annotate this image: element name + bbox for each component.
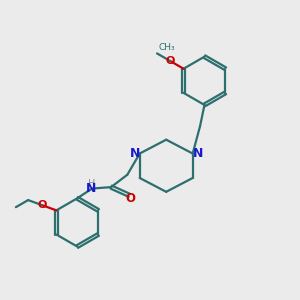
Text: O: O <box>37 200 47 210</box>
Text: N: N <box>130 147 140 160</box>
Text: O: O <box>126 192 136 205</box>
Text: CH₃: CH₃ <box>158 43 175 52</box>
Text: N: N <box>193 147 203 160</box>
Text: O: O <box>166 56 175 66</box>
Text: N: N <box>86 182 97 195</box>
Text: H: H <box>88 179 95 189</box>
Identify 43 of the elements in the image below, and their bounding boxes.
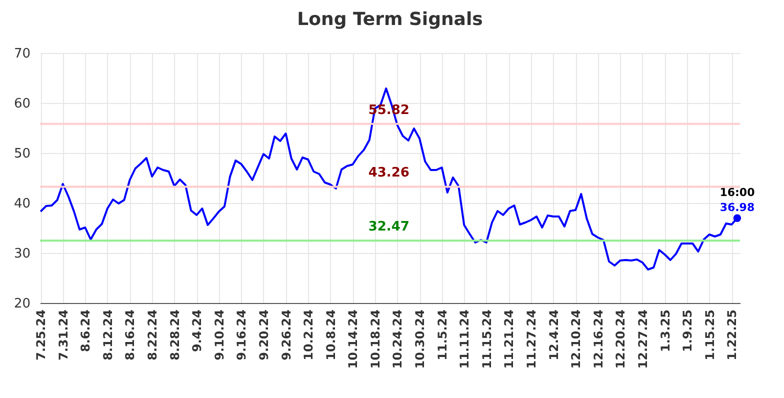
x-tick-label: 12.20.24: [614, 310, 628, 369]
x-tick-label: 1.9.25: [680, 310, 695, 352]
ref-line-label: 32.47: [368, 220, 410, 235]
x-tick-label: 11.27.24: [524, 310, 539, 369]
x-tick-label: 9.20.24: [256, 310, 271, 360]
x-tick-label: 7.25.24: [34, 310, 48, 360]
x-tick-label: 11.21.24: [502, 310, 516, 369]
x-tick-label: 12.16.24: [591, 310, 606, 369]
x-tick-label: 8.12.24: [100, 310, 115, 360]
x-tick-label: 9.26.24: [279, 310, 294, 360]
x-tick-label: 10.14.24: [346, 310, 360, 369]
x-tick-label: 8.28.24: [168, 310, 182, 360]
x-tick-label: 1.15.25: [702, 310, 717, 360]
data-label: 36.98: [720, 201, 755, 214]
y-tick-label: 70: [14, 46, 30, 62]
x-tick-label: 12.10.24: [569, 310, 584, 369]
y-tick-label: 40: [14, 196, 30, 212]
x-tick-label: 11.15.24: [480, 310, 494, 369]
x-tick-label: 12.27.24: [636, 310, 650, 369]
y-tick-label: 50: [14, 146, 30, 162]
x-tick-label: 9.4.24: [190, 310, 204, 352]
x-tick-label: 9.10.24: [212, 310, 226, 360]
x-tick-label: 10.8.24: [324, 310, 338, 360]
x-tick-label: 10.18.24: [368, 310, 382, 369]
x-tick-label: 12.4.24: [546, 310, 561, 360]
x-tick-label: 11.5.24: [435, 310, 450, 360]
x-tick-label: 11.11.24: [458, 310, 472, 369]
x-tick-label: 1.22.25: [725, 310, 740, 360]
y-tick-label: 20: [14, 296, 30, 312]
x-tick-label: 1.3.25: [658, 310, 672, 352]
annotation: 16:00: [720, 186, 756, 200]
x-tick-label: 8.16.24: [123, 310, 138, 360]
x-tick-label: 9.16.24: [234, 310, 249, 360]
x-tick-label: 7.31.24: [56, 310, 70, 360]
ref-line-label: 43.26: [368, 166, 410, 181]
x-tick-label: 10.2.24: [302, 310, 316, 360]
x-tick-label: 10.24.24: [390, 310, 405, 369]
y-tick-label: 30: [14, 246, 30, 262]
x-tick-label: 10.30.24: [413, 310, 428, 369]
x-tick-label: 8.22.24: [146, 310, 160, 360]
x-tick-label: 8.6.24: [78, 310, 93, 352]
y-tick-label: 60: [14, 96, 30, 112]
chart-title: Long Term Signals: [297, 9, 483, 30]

☆ ☆ ☆

> [GIVEN INSTRUCTION]: Copy every line of the data above without any change, leaving out the two pictures.

> [RESULT OF THIS EXERCISE]:
annotate this image: element name + bbox for each component.
Text: O: O <box>37 200 47 210</box>
Text: N: N <box>130 147 140 160</box>
Text: O: O <box>126 192 136 205</box>
Text: CH₃: CH₃ <box>158 43 175 52</box>
Text: N: N <box>193 147 203 160</box>
Text: O: O <box>166 56 175 66</box>
Text: N: N <box>86 182 97 195</box>
Text: H: H <box>88 179 95 189</box>
Identify 43 of the elements in the image below, and their bounding boxes.
x-tick-label: 12.20.24: [614, 310, 628, 369]
x-tick-label: 1.9.25: [680, 310, 695, 352]
ref-line-label: 32.47: [368, 220, 410, 235]
x-tick-label: 11.27.24: [524, 310, 539, 369]
x-tick-label: 9.20.24: [256, 310, 271, 360]
x-tick-label: 7.25.24: [34, 310, 48, 360]
x-tick-label: 11.21.24: [502, 310, 516, 369]
x-tick-label: 12.16.24: [591, 310, 606, 369]
x-tick-label: 8.12.24: [100, 310, 115, 360]
x-tick-label: 9.26.24: [279, 310, 294, 360]
x-tick-label: 10.14.24: [346, 310, 360, 369]
x-tick-label: 8.28.24: [168, 310, 182, 360]
x-tick-label: 1.15.25: [702, 310, 717, 360]
data-label: 36.98: [720, 201, 755, 214]
y-tick-label: 70: [14, 46, 30, 62]
x-tick-label: 12.10.24: [569, 310, 584, 369]
y-tick-label: 40: [14, 196, 30, 212]
x-tick-label: 11.15.24: [480, 310, 494, 369]
x-tick-label: 12.27.24: [636, 310, 650, 369]
y-tick-label: 50: [14, 146, 30, 162]
x-tick-label: 9.4.24: [190, 310, 204, 352]
x-tick-label: 9.10.24: [212, 310, 226, 360]
x-tick-label: 10.8.24: [324, 310, 338, 360]
x-tick-label: 10.18.24: [368, 310, 382, 369]
x-tick-label: 12.4.24: [546, 310, 561, 360]
x-tick-label: 11.5.24: [435, 310, 450, 360]
x-tick-label: 11.11.24: [458, 310, 472, 369]
x-tick-label: 1.22.25: [725, 310, 740, 360]
y-tick-label: 20: [14, 296, 30, 312]
x-tick-label: 1.3.25: [658, 310, 672, 352]
annotation: 16:00: [720, 186, 756, 200]
x-tick-label: 8.16.24: [123, 310, 138, 360]
x-tick-label: 9.16.24: [234, 310, 249, 360]
x-tick-label: 7.31.24: [56, 310, 70, 360]
ref-line-label: 43.26: [368, 166, 410, 181]
x-tick-label: 10.2.24: [302, 310, 316, 360]
x-tick-label: 10.24.24: [390, 310, 405, 369]
y-tick-label: 30: [14, 246, 30, 262]
x-tick-label: 10.30.24: [413, 310, 428, 369]
x-tick-label: 8.22.24: [146, 310, 160, 360]
x-tick-label: 8.6.24: [78, 310, 93, 352]
y-tick-label: 60: [14, 96, 30, 112]
chart-title: Long Term Signals: [297, 9, 483, 30]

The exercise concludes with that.